READING PASSAGE below:
Q. OTL: can it work with Interbase 6.x?

The answer is Yes. Starting with version 4.0.0, OTL supports an Open Source ODBC driver for Interbase. See "what's new in OTL 4" for more detail.

Q. OTL: can it work with PostgreSQL 7.x / 8.x?

The answer is Yes. Starting with version 4.0.0, OTL supports PostgreSQL via ODBC. See "what's new in OTL 4" for more detail.

Q. OTL: can it work with DB2, Call Level Interface (CLI)?

The answer is Yes. Starting with version 3.2.7, there is a new flavor of OTL: OTL/DB2-CLI. OTL/DB2-CLI uses DB2's native database API: the Call Level Interface. DB2-CLI is 99.5% compatible with the ODBC 3.x specification, plus extensions. The OTL header file #includes CLI's native header files and can be used with DB2-CLI's native object libraries in Windows or Unix (primarily AIX) platforms.

Q. OTL/ODBC: can it work with MyODBC/MySQL?
End of READING PASSAGE.
PROVIDED INFORMATION below:
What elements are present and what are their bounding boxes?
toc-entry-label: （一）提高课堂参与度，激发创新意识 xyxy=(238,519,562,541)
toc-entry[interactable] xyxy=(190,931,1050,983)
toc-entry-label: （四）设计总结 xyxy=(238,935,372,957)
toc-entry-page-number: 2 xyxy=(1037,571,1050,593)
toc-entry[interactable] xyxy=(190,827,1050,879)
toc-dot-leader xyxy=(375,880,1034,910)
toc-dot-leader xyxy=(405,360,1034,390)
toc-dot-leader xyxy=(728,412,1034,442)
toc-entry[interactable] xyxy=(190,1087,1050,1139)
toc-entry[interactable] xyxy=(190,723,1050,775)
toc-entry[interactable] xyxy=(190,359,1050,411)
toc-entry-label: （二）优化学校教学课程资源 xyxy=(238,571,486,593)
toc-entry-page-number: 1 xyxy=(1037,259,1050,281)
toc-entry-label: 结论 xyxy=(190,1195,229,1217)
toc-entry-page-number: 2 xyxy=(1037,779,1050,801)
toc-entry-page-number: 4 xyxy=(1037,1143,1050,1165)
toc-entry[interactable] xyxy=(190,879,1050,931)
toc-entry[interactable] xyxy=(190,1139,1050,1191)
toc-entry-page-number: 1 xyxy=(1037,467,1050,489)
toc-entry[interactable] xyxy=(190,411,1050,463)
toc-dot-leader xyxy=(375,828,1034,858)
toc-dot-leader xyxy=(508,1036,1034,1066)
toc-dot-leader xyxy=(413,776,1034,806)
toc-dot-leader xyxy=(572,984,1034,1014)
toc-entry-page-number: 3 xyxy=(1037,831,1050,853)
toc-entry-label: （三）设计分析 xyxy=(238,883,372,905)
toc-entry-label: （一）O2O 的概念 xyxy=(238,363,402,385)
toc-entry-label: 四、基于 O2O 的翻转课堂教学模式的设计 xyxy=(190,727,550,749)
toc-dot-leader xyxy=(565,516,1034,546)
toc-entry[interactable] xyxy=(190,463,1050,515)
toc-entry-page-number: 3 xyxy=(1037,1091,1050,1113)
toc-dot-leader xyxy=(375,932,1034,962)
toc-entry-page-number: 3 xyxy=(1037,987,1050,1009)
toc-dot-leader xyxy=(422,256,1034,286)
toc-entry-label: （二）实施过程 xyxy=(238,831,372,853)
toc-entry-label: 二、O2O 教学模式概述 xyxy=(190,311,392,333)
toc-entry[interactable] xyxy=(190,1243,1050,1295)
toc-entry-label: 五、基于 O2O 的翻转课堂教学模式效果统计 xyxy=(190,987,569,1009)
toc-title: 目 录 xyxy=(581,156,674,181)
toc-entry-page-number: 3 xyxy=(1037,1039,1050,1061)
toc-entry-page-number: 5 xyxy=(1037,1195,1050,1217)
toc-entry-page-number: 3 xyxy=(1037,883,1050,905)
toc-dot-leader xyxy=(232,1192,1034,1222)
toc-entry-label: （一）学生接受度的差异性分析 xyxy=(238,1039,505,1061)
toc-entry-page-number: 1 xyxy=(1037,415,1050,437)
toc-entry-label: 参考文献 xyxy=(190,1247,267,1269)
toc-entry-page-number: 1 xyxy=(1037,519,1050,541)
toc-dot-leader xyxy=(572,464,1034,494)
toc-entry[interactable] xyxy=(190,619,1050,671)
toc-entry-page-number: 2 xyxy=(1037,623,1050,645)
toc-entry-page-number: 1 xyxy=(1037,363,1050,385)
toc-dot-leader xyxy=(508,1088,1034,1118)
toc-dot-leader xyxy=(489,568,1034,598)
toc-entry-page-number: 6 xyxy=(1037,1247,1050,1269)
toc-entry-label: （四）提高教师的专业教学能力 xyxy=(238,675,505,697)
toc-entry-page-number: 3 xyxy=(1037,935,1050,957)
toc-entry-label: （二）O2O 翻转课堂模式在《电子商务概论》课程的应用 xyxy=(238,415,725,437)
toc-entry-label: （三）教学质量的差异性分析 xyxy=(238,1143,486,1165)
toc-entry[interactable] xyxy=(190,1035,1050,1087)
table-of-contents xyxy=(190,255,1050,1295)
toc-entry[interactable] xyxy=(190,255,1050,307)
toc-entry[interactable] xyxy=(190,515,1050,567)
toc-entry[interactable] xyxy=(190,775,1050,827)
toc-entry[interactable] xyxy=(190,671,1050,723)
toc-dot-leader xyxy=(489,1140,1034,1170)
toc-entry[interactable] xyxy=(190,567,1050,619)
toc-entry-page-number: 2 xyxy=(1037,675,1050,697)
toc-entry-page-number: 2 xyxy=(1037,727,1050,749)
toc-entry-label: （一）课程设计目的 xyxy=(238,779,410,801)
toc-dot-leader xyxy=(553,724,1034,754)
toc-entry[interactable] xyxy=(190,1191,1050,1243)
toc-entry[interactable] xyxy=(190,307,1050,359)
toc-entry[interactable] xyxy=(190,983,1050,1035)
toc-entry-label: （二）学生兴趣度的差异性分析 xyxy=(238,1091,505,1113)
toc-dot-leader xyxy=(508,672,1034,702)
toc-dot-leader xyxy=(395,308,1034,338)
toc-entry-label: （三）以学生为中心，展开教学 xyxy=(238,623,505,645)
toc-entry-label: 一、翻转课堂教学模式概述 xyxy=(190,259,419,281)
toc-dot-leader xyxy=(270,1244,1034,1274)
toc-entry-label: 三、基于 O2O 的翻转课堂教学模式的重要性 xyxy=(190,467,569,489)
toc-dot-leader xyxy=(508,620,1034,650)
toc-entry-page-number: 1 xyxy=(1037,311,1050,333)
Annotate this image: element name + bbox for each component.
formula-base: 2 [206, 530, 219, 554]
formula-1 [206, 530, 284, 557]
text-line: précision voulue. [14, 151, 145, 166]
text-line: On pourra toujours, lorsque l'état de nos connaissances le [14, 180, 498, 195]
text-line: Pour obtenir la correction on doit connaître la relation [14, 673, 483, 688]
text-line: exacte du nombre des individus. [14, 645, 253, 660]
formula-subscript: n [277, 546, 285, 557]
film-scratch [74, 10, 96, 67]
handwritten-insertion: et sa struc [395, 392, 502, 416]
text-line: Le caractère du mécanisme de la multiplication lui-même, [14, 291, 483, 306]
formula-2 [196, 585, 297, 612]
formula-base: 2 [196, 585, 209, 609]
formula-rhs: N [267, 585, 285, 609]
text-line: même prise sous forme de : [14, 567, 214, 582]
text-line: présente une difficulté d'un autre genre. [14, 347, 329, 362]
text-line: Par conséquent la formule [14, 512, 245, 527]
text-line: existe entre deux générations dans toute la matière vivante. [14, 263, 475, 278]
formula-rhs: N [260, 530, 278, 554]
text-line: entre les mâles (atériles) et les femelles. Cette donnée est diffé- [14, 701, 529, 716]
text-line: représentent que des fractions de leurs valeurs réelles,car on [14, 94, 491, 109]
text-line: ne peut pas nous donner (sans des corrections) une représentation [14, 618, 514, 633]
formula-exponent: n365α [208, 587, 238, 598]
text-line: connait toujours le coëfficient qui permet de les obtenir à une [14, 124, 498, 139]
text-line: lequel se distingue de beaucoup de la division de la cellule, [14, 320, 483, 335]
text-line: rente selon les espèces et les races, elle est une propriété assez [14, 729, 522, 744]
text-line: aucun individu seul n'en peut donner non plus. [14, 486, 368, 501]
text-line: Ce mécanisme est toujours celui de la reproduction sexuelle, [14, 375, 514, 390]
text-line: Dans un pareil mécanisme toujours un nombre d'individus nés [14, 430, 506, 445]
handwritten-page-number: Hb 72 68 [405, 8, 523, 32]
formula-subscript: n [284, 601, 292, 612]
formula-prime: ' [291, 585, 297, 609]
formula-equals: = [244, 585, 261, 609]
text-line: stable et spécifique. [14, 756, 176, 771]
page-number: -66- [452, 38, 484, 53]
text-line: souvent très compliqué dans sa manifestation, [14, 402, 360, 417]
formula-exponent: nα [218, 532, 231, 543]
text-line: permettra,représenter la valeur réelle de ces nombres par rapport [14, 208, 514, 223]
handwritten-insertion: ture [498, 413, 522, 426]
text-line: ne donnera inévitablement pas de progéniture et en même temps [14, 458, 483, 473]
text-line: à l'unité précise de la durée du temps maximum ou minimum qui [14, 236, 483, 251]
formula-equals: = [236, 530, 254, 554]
End of PROVIDED INFORMATION.
YOUR INSTRUCTIONS: Please change "PostgreSQL" to "Postgres" in the OTL FAQ between "Q. OTL: can it work with PostgreSQL" and "Level Interface (CLI)?", inclusive, and write out that stretch in full.

SOLUTION FOR THIS PROBLEM:
Q. OTL: can it work with Postgres 7.x / 8.x?

The answer is Yes. Starting with version 4.0.0, OTL supports Postgres via ODBC. See "what's new in OTL 4" for more detail.

Q. OTL: can it work with DB2, Call Level Interface (CLI)?